**Your task**
Each entry in the listing below should be restated word for word.

[Data records]
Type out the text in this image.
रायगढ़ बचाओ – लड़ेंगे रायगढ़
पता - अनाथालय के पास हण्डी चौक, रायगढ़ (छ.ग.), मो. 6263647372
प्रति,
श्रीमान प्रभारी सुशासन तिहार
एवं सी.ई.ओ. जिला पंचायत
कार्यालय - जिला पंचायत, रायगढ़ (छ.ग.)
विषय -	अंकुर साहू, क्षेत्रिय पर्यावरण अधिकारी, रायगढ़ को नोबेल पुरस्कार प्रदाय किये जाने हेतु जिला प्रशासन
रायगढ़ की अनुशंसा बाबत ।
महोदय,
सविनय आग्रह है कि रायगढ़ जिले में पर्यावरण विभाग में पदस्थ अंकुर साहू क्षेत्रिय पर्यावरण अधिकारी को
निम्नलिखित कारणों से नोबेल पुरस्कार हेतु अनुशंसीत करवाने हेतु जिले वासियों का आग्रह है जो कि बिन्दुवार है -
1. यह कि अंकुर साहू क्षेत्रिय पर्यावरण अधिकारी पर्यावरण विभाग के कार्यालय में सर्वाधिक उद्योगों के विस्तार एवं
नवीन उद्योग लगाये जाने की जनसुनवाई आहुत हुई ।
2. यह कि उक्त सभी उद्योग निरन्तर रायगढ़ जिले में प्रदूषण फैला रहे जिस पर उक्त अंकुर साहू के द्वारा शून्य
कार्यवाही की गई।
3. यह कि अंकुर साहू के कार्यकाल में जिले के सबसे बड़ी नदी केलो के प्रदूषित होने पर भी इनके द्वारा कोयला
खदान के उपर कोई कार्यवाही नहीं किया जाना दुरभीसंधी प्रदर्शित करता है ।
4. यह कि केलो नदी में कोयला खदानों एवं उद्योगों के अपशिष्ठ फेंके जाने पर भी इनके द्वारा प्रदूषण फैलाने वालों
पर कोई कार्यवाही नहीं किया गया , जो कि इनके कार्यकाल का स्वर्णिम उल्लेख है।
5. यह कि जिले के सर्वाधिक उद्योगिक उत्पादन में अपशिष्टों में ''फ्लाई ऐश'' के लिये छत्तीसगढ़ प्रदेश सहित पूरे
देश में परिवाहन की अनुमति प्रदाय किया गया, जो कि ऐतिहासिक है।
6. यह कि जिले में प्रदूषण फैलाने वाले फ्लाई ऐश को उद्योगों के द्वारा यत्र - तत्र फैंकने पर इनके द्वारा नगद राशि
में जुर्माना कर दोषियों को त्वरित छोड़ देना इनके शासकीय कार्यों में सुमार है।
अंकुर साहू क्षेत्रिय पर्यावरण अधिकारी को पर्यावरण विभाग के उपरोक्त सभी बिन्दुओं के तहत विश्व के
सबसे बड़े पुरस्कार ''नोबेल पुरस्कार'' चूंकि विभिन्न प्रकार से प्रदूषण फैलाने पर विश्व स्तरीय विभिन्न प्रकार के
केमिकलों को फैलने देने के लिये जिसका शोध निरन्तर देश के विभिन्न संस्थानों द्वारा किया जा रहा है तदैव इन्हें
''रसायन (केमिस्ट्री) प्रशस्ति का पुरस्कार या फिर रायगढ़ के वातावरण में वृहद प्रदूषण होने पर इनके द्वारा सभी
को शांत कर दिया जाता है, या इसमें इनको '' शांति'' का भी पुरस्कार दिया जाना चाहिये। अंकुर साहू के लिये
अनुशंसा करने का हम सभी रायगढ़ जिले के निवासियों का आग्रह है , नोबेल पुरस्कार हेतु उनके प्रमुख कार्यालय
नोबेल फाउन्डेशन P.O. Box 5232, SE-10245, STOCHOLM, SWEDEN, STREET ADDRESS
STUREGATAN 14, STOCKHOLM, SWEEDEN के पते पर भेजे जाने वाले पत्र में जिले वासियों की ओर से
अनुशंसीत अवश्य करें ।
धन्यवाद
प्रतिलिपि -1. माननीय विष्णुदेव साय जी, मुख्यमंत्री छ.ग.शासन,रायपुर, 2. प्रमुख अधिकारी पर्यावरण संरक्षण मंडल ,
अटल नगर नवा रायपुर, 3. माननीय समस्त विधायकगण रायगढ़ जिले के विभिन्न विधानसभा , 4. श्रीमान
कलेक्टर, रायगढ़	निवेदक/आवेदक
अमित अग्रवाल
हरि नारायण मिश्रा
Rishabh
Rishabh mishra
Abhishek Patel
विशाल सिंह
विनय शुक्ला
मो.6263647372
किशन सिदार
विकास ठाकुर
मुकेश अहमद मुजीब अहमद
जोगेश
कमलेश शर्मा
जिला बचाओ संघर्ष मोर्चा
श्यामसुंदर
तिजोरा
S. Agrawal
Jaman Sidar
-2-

**Correct result**
Type out the text in this image.
रायगढ़ बचाओ – लड़ेंगे रायगढ़
पता - अनाथालय के पास हण्डी चौक, रायगढ़ (छ.ग.), मो. 6263647372
प्रति,
श्रीमान प्रभारी सुशासन तिहार
एवं सी.ई.ओ. जिला पंचायत
कार्यालय - जिला पंचायत, रायगढ़ (छ.ग.)
विषय -	अंकुर साहू, क्षेत्रिय पर्यावरण अधिकारी, रायगढ़ को नोबेल पुरस्कार प्रदाय किये जाने हेतु जिला प्रशासन
रायगढ़ की अनुशंसा बाबत ।
महोदय,
सविनय आग्रह है कि रायगढ़ जिले में पर्यावरण विभाग में पदस्थ अंकुर साहू क्षेत्रिय पर्यावरण अधिकारी को
निम्नलिखित कारणों से नोबेल पुरस्कार हेतु अनुशंसीत करवाने हेतु जिले वासियों का आग्रह है जो कि बिन्दुवार है -
1. यह कि अंकुर साहू क्षेत्रिय पर्यावरण अधिकारी पर्यावरण विभाग के कार्यालय में सर्वाधिक उद्योगों के विस्तार एवं
नवीन उद्योग लगाये जाने की जनसुनवाई आहुत हुई ।
2. यह कि उक्त सभी उद्योग निरन्तर रायगढ़ जिले में प्रदूषण फैला रहे जिस पर उक्त अंकुर साहू के द्वारा शून्य
कार्यवाही की गई।
3. यह कि अंकुर साहू के कार्यकाल में जिले के सबसे बड़ी नदी केलो के प्रदूषित होने पर भी इनके द्वारा कोयला
खदान के उपर कोई कार्यवाही नहीं किया जाना दुरभीसंधी प्रदर्शित करता है ।
4. यह कि केलो नदी में कोयला खदानों एवं उद्योगों के अपशिष्ठ फेंके जाने पर भी इनके द्वारा प्रदूषण फैलाने वालों
पर कोई कार्यवाही नहीं किया गया , जो कि इनके कार्यकाल का स्वर्णिम उल्लेख है।
5. यह कि जिले के सर्वाधिक उद्योगिक उत्पादन में अपशिष्टों में ''फ्लाई ऐश'' के लिये छत्तीसगढ़ प्रदेश सहित पूरे
देश में परिवाहन की अनुमति प्रदाय किया गया, जो कि ऐतिहासिक है।
6. यह कि जिले में प्रदूषण फैलाने वाले फ्लाई ऐश को उद्योगों के द्वारा यत्र - तत्र फैंकने पर इनके द्वारा नगद राशि
में जुर्माना कर दोषियों को त्वरित छोड़ देना इनके शासकीय कार्यों में सुमार है।
अंकुर साहू क्षेत्रिय पर्यावरण अधिकारी को पर्यावरण विभाग के उपरोक्त सभी बिन्दुओं के तहत विश्व के
सबसे बड़े पुरस्कार ''नोबेल पुरस्कार'' चूंकि विभिन्न प्रकार से प्रदूषण फैलाने पर विश्व स्तरीय विभिन्न प्रकार के
केमिकलों को फैलने देने के लिये जिसका शोध निरन्तर देश के विभिन्न संस्थानों द्वारा किया जा रहा है तदैव इन्हें
''रसायन (केमिस्ट्री) प्रशस्ति का पुरस्कार या फिर रायगढ़ के वातावरण में वृहद प्रदूषण होने पर इनके द्वारा सभी
को शांत कर दिया जाता है, या इसमें इनको '' शांति'' का भी पुरस्कार दिया जाना चाहिये। अंकुर साहू के लिये
अनुशंसा करने का हम सभी रायगढ़ जिले के निवासियों का आग्रह है , नोबेल पुरस्कार हेतु उनके प्रमुख कार्यालय
नोबेल फाउन्डेशन P.O. Box 5232, SE-10245, STOCHOLM, SWEDEN, STREET ADDRESS
STUREGATAN 14, STOCKHOLM, SWEEDEN के पते पर भेजे जाने वाले पत्र में जिले वासियों की ओर से
अनुशंसीत अवश्य करें ।
धन्यवाद
प्रतिलिपि -1. माननीय विष्णुदेव साय जी, मुख्यमंत्री छ.ग.शासन,रायपुर, 2. प्रमुख अधिकारी पर्यावरण संरक्षण मंडल ,
अटल नगर नवा रायपुर, 3. माननीय समस्त विधायकगण रायगढ़ जिले के विभिन्न विधानसभा , 4. श्रीमान
कलेक्टर, रायगढ़	निवेदक/आवेदक
अमित अग्रवाल
हरि नारायण मिश्रा
Rishabh
Rishabh mishra
Abhishek Patel
विशाल सिंह
विनय शुक्ला
मो.6263647372
किशन सिदार
विकास ठाकुर
मुकेश अहमद मुजीब अहमद
जोगेश
कमलेश शर्मा
जिला बचाओ संघर्ष मोर्चा
श्यामसुंदर
तिजोरा
S. Agrawal
Jaman Sidar
-2-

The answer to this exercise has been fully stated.